▶ _DO THIS_:
Which lines hold the word "title"? Copy each of them.

▶ _DATA FOR THIS TASK_:
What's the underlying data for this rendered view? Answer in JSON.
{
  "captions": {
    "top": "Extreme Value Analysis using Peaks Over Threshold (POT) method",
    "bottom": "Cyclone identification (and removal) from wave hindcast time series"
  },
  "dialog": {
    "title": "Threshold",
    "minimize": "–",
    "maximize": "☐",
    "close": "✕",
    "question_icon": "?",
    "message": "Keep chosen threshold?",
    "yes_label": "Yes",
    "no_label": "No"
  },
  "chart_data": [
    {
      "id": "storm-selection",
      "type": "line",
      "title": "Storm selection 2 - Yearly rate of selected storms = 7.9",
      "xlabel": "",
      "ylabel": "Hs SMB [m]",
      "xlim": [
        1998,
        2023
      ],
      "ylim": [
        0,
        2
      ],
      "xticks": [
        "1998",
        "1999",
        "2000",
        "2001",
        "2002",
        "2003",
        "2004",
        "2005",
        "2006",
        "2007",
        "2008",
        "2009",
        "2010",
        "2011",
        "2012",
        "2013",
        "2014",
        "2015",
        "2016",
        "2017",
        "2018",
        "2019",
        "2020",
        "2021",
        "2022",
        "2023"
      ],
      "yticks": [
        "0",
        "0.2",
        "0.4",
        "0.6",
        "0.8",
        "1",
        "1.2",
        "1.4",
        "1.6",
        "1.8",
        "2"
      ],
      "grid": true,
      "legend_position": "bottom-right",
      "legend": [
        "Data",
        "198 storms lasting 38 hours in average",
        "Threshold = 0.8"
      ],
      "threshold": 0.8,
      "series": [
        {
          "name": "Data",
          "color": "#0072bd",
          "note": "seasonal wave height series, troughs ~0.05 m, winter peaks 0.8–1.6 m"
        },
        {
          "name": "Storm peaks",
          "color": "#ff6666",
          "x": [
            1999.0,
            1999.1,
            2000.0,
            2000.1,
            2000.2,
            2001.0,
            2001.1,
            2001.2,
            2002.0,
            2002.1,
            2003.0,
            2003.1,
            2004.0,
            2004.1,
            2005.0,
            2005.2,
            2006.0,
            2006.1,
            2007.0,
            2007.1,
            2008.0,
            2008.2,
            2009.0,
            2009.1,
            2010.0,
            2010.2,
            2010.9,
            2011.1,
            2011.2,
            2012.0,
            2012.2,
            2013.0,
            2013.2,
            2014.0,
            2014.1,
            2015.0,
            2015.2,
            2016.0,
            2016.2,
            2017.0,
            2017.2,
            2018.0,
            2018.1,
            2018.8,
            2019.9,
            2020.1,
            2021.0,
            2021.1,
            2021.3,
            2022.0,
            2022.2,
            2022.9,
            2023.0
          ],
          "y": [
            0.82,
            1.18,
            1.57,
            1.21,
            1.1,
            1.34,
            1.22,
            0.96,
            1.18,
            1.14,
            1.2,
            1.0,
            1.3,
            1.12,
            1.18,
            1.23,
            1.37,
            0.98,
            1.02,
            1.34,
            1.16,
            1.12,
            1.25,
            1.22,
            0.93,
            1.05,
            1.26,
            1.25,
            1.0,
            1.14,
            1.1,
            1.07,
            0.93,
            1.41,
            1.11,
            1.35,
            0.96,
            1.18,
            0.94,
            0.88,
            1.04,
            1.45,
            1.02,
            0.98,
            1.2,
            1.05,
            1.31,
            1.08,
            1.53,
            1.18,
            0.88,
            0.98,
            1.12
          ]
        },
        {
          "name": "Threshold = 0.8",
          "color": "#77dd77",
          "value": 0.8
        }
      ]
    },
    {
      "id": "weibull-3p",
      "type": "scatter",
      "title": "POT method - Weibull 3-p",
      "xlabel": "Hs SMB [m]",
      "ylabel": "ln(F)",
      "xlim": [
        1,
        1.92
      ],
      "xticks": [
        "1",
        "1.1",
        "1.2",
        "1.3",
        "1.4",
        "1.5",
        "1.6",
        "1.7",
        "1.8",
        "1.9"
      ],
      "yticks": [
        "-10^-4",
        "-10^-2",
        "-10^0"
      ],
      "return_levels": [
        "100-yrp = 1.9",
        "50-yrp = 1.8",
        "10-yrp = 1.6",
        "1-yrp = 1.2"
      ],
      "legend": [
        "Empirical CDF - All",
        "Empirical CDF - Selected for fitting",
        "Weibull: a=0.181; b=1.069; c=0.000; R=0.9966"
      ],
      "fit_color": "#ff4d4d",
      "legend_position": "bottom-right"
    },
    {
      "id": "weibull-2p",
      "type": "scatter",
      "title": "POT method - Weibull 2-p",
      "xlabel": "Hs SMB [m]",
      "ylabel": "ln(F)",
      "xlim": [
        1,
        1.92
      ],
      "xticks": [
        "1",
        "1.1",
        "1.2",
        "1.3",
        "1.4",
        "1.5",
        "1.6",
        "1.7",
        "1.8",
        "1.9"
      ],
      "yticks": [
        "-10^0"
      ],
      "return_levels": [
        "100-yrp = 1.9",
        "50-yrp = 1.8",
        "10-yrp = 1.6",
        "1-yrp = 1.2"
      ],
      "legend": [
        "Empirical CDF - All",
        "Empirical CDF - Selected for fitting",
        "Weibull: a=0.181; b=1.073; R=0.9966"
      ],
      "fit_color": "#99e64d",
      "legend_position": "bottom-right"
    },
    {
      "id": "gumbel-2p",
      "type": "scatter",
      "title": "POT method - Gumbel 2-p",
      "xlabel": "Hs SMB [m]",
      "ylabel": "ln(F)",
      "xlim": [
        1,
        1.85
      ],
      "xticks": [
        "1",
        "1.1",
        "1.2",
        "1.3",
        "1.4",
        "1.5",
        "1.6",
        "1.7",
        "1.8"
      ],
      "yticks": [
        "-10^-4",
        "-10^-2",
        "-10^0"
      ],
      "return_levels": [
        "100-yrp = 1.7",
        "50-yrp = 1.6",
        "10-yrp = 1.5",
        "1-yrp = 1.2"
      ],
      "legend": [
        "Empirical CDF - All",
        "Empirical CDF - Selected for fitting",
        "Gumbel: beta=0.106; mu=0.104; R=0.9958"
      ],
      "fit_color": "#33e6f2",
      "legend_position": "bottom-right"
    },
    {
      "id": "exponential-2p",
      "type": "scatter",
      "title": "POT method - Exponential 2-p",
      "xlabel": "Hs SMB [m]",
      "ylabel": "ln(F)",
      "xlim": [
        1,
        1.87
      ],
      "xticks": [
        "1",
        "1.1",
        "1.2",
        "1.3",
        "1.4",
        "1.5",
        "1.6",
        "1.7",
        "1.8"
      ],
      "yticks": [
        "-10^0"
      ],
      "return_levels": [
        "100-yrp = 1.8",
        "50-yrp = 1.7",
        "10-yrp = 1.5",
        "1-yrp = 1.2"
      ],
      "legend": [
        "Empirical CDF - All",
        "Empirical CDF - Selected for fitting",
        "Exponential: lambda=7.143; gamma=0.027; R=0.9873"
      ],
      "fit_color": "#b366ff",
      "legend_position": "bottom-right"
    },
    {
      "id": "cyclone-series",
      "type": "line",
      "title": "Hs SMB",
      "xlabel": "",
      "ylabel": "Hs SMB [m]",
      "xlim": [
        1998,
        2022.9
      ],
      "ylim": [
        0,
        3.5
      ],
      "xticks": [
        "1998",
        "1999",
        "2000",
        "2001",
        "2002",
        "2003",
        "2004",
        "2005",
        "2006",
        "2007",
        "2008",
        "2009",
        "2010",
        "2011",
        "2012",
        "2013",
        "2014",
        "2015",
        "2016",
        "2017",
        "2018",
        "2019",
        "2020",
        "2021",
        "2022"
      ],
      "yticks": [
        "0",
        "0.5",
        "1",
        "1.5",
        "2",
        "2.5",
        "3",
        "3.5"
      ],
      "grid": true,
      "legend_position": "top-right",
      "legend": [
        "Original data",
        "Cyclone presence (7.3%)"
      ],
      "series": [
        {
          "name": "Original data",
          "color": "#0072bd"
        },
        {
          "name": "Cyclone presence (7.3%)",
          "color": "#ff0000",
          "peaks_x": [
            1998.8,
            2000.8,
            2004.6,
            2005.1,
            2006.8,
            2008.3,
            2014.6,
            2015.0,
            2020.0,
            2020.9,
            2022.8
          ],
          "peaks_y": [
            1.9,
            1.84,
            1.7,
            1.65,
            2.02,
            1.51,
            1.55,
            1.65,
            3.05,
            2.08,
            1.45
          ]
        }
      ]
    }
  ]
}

▶ _WRITTEN SOLUTION_:
    "title": "Threshold",
      "title": "Storm selection 2 - Yearly rate of selected storms = 7.9",
      "title": "POT method - Weibull 3-p",
      "title": "POT method - Weibull 2-p",
      "title": "POT method - Gumbel 2-p",
      "title": "POT method - Exponential 2-p",
      "title": "Hs SMB",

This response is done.